**** RECORDS SHOWN

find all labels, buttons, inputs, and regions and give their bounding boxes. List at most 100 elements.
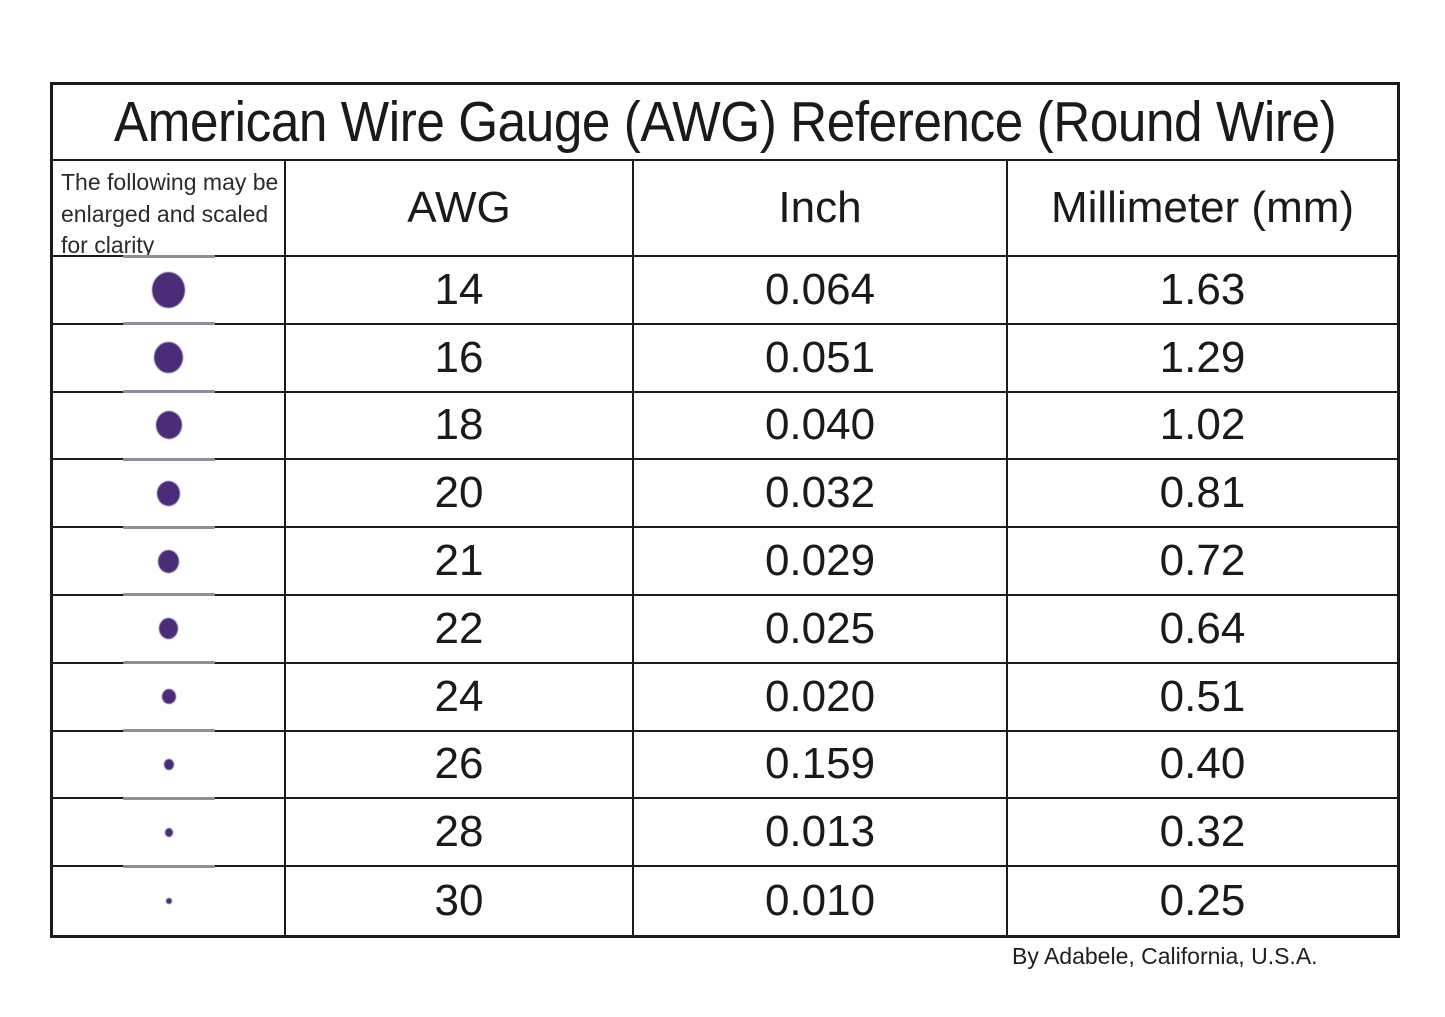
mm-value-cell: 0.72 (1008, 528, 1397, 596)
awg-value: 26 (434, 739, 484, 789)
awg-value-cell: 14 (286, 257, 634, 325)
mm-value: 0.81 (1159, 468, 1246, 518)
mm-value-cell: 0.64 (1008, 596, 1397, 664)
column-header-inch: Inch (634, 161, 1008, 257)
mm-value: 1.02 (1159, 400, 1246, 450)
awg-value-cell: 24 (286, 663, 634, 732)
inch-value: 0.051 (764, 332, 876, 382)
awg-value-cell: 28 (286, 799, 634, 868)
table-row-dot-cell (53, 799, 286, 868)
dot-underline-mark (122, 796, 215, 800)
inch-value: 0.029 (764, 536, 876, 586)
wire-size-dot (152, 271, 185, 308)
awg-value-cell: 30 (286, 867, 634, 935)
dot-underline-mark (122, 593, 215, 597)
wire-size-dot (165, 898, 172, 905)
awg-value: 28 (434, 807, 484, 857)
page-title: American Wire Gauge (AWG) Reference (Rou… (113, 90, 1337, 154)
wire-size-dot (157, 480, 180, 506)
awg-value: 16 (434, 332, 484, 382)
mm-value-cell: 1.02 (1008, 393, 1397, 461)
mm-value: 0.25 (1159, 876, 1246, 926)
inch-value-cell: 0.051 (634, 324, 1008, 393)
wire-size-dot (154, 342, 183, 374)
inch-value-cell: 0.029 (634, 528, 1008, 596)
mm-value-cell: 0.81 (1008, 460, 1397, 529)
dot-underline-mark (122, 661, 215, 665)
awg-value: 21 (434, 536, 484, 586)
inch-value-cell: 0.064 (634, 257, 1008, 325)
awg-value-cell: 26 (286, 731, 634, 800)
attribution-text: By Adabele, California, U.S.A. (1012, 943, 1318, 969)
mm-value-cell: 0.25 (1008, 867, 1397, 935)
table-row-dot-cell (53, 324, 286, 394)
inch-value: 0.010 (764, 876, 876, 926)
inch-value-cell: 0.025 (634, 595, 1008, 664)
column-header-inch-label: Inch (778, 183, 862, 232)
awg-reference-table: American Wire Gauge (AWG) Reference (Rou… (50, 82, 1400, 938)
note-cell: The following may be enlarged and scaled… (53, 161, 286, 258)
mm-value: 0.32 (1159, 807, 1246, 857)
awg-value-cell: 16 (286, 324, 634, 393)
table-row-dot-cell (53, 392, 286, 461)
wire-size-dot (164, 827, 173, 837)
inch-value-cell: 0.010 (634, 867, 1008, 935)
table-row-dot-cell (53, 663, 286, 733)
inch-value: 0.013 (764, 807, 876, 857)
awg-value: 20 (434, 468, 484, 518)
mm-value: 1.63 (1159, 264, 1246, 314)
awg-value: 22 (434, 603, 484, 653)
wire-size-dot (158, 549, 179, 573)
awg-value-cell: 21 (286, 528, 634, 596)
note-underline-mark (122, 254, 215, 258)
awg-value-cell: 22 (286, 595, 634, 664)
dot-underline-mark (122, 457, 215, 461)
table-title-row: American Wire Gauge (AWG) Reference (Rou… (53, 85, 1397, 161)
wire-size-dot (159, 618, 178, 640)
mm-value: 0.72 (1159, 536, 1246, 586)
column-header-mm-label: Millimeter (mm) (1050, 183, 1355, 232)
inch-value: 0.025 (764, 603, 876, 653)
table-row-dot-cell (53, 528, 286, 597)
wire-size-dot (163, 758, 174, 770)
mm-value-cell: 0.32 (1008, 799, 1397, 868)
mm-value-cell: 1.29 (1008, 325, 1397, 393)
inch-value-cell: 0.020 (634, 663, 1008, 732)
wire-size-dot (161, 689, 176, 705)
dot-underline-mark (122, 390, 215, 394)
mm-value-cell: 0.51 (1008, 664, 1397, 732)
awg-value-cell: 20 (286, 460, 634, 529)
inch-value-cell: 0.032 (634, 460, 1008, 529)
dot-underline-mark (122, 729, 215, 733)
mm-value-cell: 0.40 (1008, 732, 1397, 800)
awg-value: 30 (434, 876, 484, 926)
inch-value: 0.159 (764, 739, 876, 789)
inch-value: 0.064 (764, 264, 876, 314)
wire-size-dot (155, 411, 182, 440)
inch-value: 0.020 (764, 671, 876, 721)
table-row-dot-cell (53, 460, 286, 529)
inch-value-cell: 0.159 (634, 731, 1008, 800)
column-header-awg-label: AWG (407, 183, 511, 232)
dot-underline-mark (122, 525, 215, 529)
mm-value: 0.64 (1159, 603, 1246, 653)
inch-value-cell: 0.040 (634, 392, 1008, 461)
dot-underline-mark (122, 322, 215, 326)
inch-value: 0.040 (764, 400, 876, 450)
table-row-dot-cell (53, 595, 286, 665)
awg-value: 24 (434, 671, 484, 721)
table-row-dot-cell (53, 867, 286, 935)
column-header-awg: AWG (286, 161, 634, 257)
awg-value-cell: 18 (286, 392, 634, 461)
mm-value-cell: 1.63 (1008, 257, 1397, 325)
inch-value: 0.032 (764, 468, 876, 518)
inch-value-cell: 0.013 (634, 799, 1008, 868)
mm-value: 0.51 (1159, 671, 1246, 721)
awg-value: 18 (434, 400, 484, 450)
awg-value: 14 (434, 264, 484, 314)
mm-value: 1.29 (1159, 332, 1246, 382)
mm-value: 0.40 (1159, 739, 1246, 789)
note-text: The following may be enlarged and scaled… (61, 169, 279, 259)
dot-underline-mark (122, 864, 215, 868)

********

▶ _TASK STATEMENT_
Reproduce the rows above verbatim, omitting the pictures from your answer.

▶ _TASK RESPONSE_
find all labels, buttons, inputs, and regions and give their bounding boxes. List at most 100 elements.
mm-value-cell: 0.72 (1008, 528, 1397, 596)
awg-value: 26 (434, 739, 484, 789)
awg-value-cell: 14 (286, 257, 634, 325)
mm-value: 0.81 (1159, 468, 1246, 518)
mm-value-cell: 0.64 (1008, 596, 1397, 664)
column-header-inch: Inch (634, 161, 1008, 257)
mm-value: 1.02 (1159, 400, 1246, 450)
awg-value-cell: 24 (286, 663, 634, 732)
inch-value: 0.051 (764, 332, 876, 382)
awg-value-cell: 28 (286, 799, 634, 868)
table-row-dot-cell (53, 799, 286, 868)
dot-underline-mark (122, 796, 215, 800)
inch-value: 0.029 (764, 536, 876, 586)
wire-size-dot (152, 271, 185, 308)
awg-value-cell: 30 (286, 867, 634, 935)
dot-underline-mark (122, 593, 215, 597)
wire-size-dot (165, 898, 172, 905)
awg-value: 28 (434, 807, 484, 857)
page-title: American Wire Gauge (AWG) Reference (Rou… (113, 90, 1337, 154)
wire-size-dot (157, 480, 180, 506)
awg-value: 16 (434, 332, 484, 382)
mm-value-cell: 1.02 (1008, 393, 1397, 461)
mm-value: 0.25 (1159, 876, 1246, 926)
inch-value-cell: 0.051 (634, 324, 1008, 393)
wire-size-dot (154, 342, 183, 374)
inch-value-cell: 0.029 (634, 528, 1008, 596)
mm-value-cell: 0.81 (1008, 460, 1397, 529)
dot-underline-mark (122, 661, 215, 665)
awg-value: 21 (434, 536, 484, 586)
inch-value-cell: 0.064 (634, 257, 1008, 325)
awg-value-cell: 26 (286, 731, 634, 800)
attribution-text: By Adabele, California, U.S.A. (1012, 943, 1318, 969)
mm-value-cell: 0.25 (1008, 867, 1397, 935)
table-row-dot-cell (53, 324, 286, 394)
inch-value: 0.010 (764, 876, 876, 926)
inch-value-cell: 0.025 (634, 595, 1008, 664)
column-header-inch-label: Inch (778, 183, 862, 232)
awg-reference-table: American Wire Gauge (AWG) Reference (Rou… (50, 82, 1400, 938)
note-cell: The following may be enlarged and scaled… (53, 161, 286, 258)
mm-value: 0.32 (1159, 807, 1246, 857)
awg-value-cell: 16 (286, 324, 634, 393)
table-row-dot-cell (53, 392, 286, 461)
wire-size-dot (164, 827, 173, 837)
inch-value-cell: 0.010 (634, 867, 1008, 935)
table-row-dot-cell (53, 663, 286, 733)
inch-value: 0.013 (764, 807, 876, 857)
awg-value: 20 (434, 468, 484, 518)
mm-value: 1.63 (1159, 264, 1246, 314)
awg-value: 22 (434, 603, 484, 653)
wire-size-dot (158, 549, 179, 573)
awg-value-cell: 21 (286, 528, 634, 596)
note-underline-mark (122, 254, 215, 258)
awg-value-cell: 22 (286, 595, 634, 664)
dot-underline-mark (122, 457, 215, 461)
table-title-row: American Wire Gauge (AWG) Reference (Rou… (53, 85, 1397, 161)
wire-size-dot (159, 618, 178, 640)
mm-value: 0.72 (1159, 536, 1246, 586)
column-header-mm-label: Millimeter (mm) (1050, 183, 1355, 232)
inch-value: 0.025 (764, 603, 876, 653)
table-row-dot-cell (53, 528, 286, 597)
wire-size-dot (163, 758, 174, 770)
mm-value-cell: 0.32 (1008, 799, 1397, 868)
mm-value-cell: 1.29 (1008, 325, 1397, 393)
inch-value-cell: 0.020 (634, 663, 1008, 732)
wire-size-dot (161, 689, 176, 705)
dot-underline-mark (122, 390, 215, 394)
mm-value-cell: 0.51 (1008, 664, 1397, 732)
awg-value-cell: 20 (286, 460, 634, 529)
inch-value-cell: 0.032 (634, 460, 1008, 529)
dot-underline-mark (122, 729, 215, 733)
mm-value-cell: 0.40 (1008, 732, 1397, 800)
awg-value: 30 (434, 876, 484, 926)
inch-value: 0.159 (764, 739, 876, 789)
inch-value: 0.064 (764, 264, 876, 314)
wire-size-dot (155, 411, 182, 440)
inch-value: 0.020 (764, 671, 876, 721)
table-row-dot-cell (53, 460, 286, 529)
inch-value-cell: 0.159 (634, 731, 1008, 800)
column-header-awg-label: AWG (407, 183, 511, 232)
dot-underline-mark (122, 525, 215, 529)
mm-value: 0.64 (1159, 603, 1246, 653)
inch-value-cell: 0.040 (634, 392, 1008, 461)
dot-underline-mark (122, 322, 215, 326)
inch-value: 0.040 (764, 400, 876, 450)
table-row-dot-cell (53, 595, 286, 665)
awg-value: 24 (434, 671, 484, 721)
table-row-dot-cell (53, 867, 286, 935)
column-header-awg: AWG (286, 161, 634, 257)
awg-value-cell: 18 (286, 392, 634, 461)
mm-value-cell: 1.63 (1008, 257, 1397, 325)
inch-value: 0.032 (764, 468, 876, 518)
inch-value-cell: 0.013 (634, 799, 1008, 868)
mm-value: 0.51 (1159, 671, 1246, 721)
awg-value: 18 (434, 400, 484, 450)
awg-value: 14 (434, 264, 484, 314)
mm-value: 1.29 (1159, 332, 1246, 382)
mm-value: 0.40 (1159, 739, 1246, 789)
note-text: The following may be enlarged and scaled… (61, 169, 279, 259)
dot-underline-mark (122, 864, 215, 868)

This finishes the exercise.